_Data for the task_.

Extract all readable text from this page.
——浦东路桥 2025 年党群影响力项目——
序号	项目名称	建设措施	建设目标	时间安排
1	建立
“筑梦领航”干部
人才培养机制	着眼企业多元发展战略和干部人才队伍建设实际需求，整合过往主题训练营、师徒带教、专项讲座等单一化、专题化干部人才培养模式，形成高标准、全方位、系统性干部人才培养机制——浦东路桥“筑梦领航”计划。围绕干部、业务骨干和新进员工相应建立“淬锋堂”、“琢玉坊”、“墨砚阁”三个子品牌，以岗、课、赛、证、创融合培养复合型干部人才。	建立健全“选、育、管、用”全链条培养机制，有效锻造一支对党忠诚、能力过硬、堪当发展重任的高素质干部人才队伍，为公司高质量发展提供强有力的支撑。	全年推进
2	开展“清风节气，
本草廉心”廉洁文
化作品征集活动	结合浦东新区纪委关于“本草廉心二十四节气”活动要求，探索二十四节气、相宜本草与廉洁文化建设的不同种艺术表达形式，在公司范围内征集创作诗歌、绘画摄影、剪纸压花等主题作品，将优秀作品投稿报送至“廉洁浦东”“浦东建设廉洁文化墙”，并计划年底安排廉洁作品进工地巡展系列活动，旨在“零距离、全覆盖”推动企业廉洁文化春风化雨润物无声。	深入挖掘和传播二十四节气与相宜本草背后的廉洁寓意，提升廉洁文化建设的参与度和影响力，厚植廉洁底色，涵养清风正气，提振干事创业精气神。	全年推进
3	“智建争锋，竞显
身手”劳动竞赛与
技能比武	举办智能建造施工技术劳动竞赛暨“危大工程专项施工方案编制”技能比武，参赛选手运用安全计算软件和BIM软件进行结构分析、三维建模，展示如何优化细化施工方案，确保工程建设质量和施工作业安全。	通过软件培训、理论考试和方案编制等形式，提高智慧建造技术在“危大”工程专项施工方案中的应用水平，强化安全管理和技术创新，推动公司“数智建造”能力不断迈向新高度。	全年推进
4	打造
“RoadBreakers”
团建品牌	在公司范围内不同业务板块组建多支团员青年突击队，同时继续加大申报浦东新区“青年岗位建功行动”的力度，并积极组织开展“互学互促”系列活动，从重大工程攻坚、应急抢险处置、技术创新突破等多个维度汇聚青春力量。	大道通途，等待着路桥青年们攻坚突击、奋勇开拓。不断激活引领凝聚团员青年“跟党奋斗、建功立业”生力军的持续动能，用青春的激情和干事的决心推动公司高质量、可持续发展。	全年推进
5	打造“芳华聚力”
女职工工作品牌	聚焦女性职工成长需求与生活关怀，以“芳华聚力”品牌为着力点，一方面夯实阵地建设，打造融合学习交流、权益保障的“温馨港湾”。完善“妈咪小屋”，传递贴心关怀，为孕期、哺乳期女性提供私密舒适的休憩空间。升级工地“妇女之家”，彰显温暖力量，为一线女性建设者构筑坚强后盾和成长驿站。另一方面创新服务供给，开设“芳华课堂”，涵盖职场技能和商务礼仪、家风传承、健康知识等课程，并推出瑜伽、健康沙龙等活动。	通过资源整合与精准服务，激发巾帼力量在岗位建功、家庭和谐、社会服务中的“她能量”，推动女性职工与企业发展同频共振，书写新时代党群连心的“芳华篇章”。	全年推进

_What the task asks_. Extract the data in full. Keep it word for word.

_Task output_.
Extract all readable text from this page.
——浦东路桥 2025 年党群影响力项目——
序号	项目名称	建设措施	建设目标	时间安排
1	建立
“筑梦领航”干部
人才培养机制	着眼企业多元发展战略和干部人才队伍建设实际需求，整合过往主题训练营、师徒带教、专项讲座等单一化、专题化干部人才培养模式，形成高标准、全方位、系统性干部人才培养机制——浦东路桥“筑梦领航”计划。围绕干部、业务骨干和新进员工相应建立“淬锋堂”、“琢玉坊”、“墨砚阁”三个子品牌，以岗、课、赛、证、创融合培养复合型干部人才。	建立健全“选、育、管、用”全链条培养机制，有效锻造一支对党忠诚、能力过硬、堪当发展重任的高素质干部人才队伍，为公司高质量发展提供强有力的支撑。	全年推进
2	开展“清风节气，
本草廉心”廉洁文
化作品征集活动	结合浦东新区纪委关于“本草廉心二十四节气”活动要求，探索二十四节气、相宜本草与廉洁文化建设的不同种艺术表达形式，在公司范围内征集创作诗歌、绘画摄影、剪纸压花等主题作品，将优秀作品投稿报送至“廉洁浦东”“浦东建设廉洁文化墙”，并计划年底安排廉洁作品进工地巡展系列活动，旨在“零距离、全覆盖”推动企业廉洁文化春风化雨润物无声。	深入挖掘和传播二十四节气与相宜本草背后的廉洁寓意，提升廉洁文化建设的参与度和影响力，厚植廉洁底色，涵养清风正气，提振干事创业精气神。	全年推进
3	“智建争锋，竞显
身手”劳动竞赛与
技能比武	举办智能建造施工技术劳动竞赛暨“危大工程专项施工方案编制”技能比武，参赛选手运用安全计算软件和BIM软件进行结构分析、三维建模，展示如何优化细化施工方案，确保工程建设质量和施工作业安全。	通过软件培训、理论考试和方案编制等形式，提高智慧建造技术在“危大”工程专项施工方案中的应用水平，强化安全管理和技术创新，推动公司“数智建造”能力不断迈向新高度。	全年推进
4	打造
“RoadBreakers”
团建品牌	在公司范围内不同业务板块组建多支团员青年突击队，同时继续加大申报浦东新区“青年岗位建功行动”的力度，并积极组织开展“互学互促”系列活动，从重大工程攻坚、应急抢险处置、技术创新突破等多个维度汇聚青春力量。	大道通途，等待着路桥青年们攻坚突击、奋勇开拓。不断激活引领凝聚团员青年“跟党奋斗、建功立业”生力军的持续动能，用青春的激情和干事的决心推动公司高质量、可持续发展。	全年推进
5	打造“芳华聚力”
女职工工作品牌	聚焦女性职工成长需求与生活关怀，以“芳华聚力”品牌为着力点，一方面夯实阵地建设，打造融合学习交流、权益保障的“温馨港湾”。完善“妈咪小屋”，传递贴心关怀，为孕期、哺乳期女性提供私密舒适的休憩空间。升级工地“妇女之家”，彰显温暖力量，为一线女性建设者构筑坚强后盾和成长驿站。另一方面创新服务供给，开设“芳华课堂”，涵盖职场技能和商务礼仪、家风传承、健康知识等课程，并推出瑜伽、健康沙龙等活动。	通过资源整合与精准服务，激发巾帼力量在岗位建功、家庭和谐、社会服务中的“她能量”，推动女性职工与企业发展同频共振，书写新时代党群连心的“芳华篇章”。	全年推进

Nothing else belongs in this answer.